The term “module” is used herein to denote a functional operation that may be embodied either as a stand-alone component or as an integrated configuration of a plurality of subordinate components. Thus, each of app 130 and module 160 may be implemented as a single module or as a plurality of modules that operate in cooperation with one another. Moreover, although app 130 and module 160 are described herein as being installed in memories 125 and 155, respectively, and therefore being implemented in software, each of app 130 and module 160 could be implemented in any of hardware (e.g., electronic circuitry), firmware, software, or a combination thereof.
Additionally, either or both of app 130 and module 160 may be configured on a storage device 180 for subsequent loading into their respective memories 125 and 155. Storage device 180 is a tangible, non-transitory, computer-readable storage device. Examples of storage device 180 include (a) a compact disk, (b) a magnetic tape, (c) a read only memory, (d) an optical storage medium, (e) a hard drive, (f) a memory unit consisting of multiple parallel hard drives, (g) a universal serial bus (USB) flash drive, (h) a random access memory, and (i) an electronic storage device coupled to user device 110 and server 145 via network 140.
Search utility 170 is a component for searching a database 175 and other data sources 174. Database 175 contains information about a variety of topics. Other data sources 174 are other sources of data, e.g., a customer relationship management (CRM) system.
In operation of system 100, user 105 desires information about object 135. Object 135 has been modified, enhanced, or pre-processed so that it contains context information 137 that user 105 will be able to retrieve from it. Context information 137 is any relevant information regarding the environment, its users and their interaction. For example, a QR code printed on a label on object 135 could store context information 137, or an image of object 135 itself could have been pre-processed by artificial intelligence so that context information 137 could be encoded, therefore allowing user device 110 to capture and store the image in memory 125, and then process it using app 130 to decode the aforementioned context information 137.

● DATASET EXCERPTS:
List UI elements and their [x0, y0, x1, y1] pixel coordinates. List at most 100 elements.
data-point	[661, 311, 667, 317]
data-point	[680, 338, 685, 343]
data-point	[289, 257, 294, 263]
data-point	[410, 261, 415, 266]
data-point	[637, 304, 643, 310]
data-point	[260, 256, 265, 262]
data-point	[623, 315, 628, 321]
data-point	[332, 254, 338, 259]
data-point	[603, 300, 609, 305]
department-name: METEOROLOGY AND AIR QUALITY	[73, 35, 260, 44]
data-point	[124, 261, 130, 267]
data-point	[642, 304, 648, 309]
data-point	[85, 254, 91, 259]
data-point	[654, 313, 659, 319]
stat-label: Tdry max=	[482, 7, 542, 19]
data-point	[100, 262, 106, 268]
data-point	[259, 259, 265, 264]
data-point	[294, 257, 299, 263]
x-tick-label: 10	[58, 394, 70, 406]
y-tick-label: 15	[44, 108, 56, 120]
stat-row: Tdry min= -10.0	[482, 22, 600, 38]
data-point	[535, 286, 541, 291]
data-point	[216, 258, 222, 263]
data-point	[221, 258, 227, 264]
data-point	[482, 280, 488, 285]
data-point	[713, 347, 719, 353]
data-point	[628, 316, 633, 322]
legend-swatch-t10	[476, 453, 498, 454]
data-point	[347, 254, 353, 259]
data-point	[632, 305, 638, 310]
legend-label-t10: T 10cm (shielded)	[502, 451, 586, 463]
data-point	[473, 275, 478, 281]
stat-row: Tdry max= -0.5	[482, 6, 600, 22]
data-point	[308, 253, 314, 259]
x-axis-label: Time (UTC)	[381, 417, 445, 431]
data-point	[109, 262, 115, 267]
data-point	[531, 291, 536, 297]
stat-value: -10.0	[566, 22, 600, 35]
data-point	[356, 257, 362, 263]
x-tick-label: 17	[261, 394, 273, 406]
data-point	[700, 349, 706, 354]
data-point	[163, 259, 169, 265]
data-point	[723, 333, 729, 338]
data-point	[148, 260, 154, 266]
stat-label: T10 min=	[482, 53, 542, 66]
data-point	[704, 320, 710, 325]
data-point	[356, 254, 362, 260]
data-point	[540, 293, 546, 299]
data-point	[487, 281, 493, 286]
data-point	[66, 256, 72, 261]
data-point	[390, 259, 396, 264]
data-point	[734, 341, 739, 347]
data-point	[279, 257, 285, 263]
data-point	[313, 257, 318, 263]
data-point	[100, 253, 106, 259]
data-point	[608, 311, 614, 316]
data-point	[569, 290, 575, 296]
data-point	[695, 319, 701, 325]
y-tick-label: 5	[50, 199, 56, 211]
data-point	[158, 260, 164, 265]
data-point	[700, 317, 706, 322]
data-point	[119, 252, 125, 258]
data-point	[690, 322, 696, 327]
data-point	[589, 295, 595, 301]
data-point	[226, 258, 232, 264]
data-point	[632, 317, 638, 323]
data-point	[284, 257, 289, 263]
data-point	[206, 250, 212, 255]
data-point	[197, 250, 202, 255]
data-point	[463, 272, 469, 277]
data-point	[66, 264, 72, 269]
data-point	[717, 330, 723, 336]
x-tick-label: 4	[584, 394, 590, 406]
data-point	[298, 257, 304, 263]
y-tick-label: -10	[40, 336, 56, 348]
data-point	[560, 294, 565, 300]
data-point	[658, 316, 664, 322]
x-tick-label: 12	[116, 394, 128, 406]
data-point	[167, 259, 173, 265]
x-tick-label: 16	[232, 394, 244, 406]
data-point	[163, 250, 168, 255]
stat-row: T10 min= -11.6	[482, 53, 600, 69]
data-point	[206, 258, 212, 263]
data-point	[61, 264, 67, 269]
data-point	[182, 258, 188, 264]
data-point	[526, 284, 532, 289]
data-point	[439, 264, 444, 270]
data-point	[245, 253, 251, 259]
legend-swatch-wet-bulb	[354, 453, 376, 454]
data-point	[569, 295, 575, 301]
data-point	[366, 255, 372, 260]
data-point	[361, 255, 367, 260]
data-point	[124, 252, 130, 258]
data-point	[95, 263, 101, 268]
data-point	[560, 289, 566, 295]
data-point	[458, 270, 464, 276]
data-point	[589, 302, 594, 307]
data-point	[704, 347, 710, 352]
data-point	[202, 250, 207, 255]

● REQUIRED WORK: Carry on the description of system 100 and its context information, starting right after its last sentence. This data has no connection to the text.

● OUTPUT FOR THIS EXERCISE:
User 105 employs user device 110 to engage in a dialog 139, i.e., a conversation, with virtual assistant 165. To facilitate dialog 139, user device 110 obtains context information 137 concerning object 135, and sends context information 137 to server 145. Server 145 uses context information 137 to utilize search utility 170 to obtain resultant information 177 from database 175, and enhances or modifies dialog 139 based on resultant information 177, which could include the original context information 137 embedded in object 135 as well as supplemental and enriched information related to it and obtained from database 175 and other data sources 174.
Some examples of context information 137 for a QR code printed on a label on object 135 could include store information beyond a traditional website address (URL) to include elements such as the store ID or product ID. Similarly, an image of object 135 could be captured by a camera in user device 110 so that any encoded information related to that specific image could be decoded by app 130 as context information 137.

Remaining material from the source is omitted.